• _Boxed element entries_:
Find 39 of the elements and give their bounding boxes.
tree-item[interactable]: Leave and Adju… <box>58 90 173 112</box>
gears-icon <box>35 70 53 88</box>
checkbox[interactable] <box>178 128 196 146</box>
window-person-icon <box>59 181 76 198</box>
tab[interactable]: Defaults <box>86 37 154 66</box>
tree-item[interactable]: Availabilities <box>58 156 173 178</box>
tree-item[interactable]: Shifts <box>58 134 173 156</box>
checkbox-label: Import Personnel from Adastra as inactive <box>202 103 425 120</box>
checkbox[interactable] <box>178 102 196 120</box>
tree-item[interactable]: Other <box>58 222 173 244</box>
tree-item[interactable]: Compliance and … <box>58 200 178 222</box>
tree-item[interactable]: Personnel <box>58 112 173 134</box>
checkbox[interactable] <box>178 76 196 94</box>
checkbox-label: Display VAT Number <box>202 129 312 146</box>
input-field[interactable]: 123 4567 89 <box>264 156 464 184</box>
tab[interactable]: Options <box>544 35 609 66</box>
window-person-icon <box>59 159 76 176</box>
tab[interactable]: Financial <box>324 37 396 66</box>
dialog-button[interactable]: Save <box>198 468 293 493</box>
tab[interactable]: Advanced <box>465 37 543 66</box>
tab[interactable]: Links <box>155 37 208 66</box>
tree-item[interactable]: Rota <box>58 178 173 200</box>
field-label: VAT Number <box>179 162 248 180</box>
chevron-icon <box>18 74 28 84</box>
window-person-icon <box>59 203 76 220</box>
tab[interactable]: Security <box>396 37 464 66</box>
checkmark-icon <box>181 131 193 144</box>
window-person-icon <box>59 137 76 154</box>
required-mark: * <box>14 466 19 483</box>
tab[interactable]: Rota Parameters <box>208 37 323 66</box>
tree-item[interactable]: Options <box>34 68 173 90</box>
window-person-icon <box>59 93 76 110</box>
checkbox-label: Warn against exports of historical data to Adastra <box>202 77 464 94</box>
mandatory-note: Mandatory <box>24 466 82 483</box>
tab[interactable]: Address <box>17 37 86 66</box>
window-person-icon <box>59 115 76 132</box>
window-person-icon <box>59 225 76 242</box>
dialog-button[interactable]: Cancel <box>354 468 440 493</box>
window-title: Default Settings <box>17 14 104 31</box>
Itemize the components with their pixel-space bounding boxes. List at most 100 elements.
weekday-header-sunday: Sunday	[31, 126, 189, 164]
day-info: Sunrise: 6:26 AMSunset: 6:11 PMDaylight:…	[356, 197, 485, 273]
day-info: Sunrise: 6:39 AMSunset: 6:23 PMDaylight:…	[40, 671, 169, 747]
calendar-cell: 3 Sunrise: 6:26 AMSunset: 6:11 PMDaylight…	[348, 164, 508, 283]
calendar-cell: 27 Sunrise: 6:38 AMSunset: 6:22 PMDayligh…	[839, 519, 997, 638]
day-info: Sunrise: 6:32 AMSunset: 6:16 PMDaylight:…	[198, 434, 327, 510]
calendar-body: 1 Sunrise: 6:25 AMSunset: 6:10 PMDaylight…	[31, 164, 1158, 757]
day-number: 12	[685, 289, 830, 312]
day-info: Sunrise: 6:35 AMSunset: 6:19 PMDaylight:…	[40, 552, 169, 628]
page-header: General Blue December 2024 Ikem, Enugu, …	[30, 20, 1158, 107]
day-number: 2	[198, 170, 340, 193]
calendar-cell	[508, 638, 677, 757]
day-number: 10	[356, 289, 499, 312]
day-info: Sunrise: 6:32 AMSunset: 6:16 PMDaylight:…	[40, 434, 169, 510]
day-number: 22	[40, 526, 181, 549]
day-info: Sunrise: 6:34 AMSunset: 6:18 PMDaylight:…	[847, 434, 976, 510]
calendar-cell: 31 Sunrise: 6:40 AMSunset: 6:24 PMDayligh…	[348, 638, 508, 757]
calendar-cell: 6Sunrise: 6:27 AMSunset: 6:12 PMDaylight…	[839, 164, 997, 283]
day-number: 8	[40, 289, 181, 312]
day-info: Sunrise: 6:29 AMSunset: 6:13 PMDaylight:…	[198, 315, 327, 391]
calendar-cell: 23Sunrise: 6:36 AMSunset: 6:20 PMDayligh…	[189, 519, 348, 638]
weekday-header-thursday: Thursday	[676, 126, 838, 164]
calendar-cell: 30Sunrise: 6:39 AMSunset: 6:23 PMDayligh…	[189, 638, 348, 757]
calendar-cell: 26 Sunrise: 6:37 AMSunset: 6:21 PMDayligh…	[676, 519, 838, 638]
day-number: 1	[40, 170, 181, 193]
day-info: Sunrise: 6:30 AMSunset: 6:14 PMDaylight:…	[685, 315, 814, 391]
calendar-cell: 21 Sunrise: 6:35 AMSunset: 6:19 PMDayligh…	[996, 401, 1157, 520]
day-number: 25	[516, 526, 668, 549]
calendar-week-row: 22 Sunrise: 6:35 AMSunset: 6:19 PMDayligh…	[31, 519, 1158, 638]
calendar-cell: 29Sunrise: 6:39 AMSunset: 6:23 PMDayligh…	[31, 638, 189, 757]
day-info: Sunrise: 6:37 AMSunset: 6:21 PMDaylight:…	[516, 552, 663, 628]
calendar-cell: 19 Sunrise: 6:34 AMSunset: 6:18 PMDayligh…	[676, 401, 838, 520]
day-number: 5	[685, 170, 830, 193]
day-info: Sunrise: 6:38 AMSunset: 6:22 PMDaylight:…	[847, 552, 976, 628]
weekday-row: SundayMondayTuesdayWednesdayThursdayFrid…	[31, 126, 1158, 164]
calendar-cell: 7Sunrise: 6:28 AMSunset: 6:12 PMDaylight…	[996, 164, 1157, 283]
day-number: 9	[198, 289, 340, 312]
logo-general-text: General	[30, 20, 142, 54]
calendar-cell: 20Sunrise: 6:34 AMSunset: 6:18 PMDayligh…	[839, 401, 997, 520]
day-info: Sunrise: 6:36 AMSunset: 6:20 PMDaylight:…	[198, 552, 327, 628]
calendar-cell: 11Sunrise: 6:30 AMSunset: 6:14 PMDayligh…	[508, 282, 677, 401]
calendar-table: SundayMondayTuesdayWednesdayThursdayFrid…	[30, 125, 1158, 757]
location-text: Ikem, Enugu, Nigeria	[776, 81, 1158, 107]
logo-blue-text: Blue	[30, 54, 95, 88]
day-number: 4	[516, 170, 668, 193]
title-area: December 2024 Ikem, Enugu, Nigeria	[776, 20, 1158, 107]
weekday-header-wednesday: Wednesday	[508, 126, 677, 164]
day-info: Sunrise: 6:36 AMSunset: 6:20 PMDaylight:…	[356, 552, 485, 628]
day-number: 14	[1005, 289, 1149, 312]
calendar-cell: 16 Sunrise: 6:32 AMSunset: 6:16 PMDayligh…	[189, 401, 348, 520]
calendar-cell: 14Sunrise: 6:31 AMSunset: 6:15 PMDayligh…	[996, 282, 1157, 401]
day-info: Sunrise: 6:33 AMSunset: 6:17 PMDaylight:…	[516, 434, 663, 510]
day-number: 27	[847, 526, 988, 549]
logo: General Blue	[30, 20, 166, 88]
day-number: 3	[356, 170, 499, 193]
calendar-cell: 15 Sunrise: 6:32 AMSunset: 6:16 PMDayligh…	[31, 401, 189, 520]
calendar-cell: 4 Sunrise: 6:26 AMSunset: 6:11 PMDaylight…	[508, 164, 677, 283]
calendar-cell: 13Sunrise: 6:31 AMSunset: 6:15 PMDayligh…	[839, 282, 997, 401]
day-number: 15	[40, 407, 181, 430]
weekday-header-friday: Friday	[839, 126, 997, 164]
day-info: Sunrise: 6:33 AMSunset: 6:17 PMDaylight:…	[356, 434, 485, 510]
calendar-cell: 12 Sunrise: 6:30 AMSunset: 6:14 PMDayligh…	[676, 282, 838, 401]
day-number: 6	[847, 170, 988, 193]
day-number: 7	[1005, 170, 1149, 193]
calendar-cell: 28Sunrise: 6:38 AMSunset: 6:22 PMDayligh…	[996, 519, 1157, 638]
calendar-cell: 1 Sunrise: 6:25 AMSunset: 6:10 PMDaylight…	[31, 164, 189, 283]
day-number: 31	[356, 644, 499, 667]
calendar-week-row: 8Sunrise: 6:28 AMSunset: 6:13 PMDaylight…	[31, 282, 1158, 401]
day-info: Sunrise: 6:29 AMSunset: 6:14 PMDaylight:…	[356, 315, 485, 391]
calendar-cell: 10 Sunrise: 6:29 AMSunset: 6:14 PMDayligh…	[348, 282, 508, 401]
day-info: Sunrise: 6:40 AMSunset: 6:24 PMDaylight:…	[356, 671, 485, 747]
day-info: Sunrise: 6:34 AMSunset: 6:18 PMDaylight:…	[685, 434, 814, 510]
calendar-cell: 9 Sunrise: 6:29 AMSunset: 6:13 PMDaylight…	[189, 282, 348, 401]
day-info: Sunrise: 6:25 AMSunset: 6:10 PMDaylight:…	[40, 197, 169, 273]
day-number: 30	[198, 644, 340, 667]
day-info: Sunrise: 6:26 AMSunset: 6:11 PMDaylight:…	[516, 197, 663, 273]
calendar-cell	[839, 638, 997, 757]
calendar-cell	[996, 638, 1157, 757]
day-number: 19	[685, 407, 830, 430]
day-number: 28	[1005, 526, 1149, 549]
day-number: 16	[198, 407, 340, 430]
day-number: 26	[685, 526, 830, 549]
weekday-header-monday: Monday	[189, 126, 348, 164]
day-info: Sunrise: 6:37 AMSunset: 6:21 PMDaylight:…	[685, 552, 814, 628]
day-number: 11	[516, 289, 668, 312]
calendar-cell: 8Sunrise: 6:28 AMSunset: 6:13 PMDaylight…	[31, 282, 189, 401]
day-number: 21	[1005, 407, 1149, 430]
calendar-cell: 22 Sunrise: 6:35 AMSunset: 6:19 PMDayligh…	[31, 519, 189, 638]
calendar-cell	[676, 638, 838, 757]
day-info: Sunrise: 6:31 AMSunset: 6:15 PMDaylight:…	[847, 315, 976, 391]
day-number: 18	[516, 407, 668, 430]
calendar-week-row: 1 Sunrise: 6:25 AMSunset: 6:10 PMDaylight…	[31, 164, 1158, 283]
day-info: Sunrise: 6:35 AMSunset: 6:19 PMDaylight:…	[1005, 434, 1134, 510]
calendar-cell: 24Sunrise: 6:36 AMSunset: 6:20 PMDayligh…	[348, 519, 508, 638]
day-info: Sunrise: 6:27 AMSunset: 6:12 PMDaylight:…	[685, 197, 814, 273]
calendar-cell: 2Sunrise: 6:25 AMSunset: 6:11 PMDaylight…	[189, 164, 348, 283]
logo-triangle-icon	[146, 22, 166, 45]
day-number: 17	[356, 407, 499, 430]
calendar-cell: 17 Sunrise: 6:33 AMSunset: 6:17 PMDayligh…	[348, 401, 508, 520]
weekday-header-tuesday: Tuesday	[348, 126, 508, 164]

• _TASK DESCRIPTION_: Turn the material, from its first line through the line containing "window-person-icon <box>59 203 76 220</box>", into a numbered list, leaving out blank lines and anything after that line.

• _SOLUTION FOR THIS TASK_:
1. Find 39 of the elements and give their bounding boxes.
2. tree-item[interactable]: Leave and Adju… <box>58 90 173 112</box>
3. gears-icon <box>35 70 53 88</box>
4. checkbox[interactable] <box>178 128 196 146</box>
5. window-person-icon <box>59 181 76 198</box>
6. tab[interactable]: Defaults <box>86 37 154 66</box>
7. tree-item[interactable]: Availabilities <box>58 156 173 178</box>
8. tree-item[interactable]: Shifts <box>58 134 173 156</box>
9. checkbox-label: Import Personnel from Adastra as inactive <box>202 103 425 120</box>
10. checkbox[interactable] <box>178 102 196 120</box>
11. tree-item[interactable]: Other <box>58 222 173 244</box>
12. tree-item[interactable]: Compliance and … <box>58 200 178 222</box>
13. tree-item[interactable]: Personnel <box>58 112 173 134</box>
14. checkbox[interactable] <box>178 76 196 94</box>
15. checkbox-label: Display VAT Number <box>202 129 312 146</box>
16. input-field[interactable]: 123 4567 89 <box>264 156 464 184</box>
17. tab[interactable]: Options <box>544 35 609 66</box>
18. window-person-icon <box>59 159 76 176</box>
19. tab[interactable]: Financial <box>324 37 396 66</box>
20. dialog-button[interactable]: Save <box>198 468 293 493</box>
21. tab[interactable]: Advanced <box>465 37 543 66</box>
22. tab[interactable]: Links <box>155 37 208 66</box>
23. tree-item[interactable]: Rota <box>58 178 173 200</box>
24. field-label: VAT Number <box>179 162 248 180</box>
25. chevron-icon <box>18 74 28 84</box>
26. window-person-icon <box>59 203 76 220</box>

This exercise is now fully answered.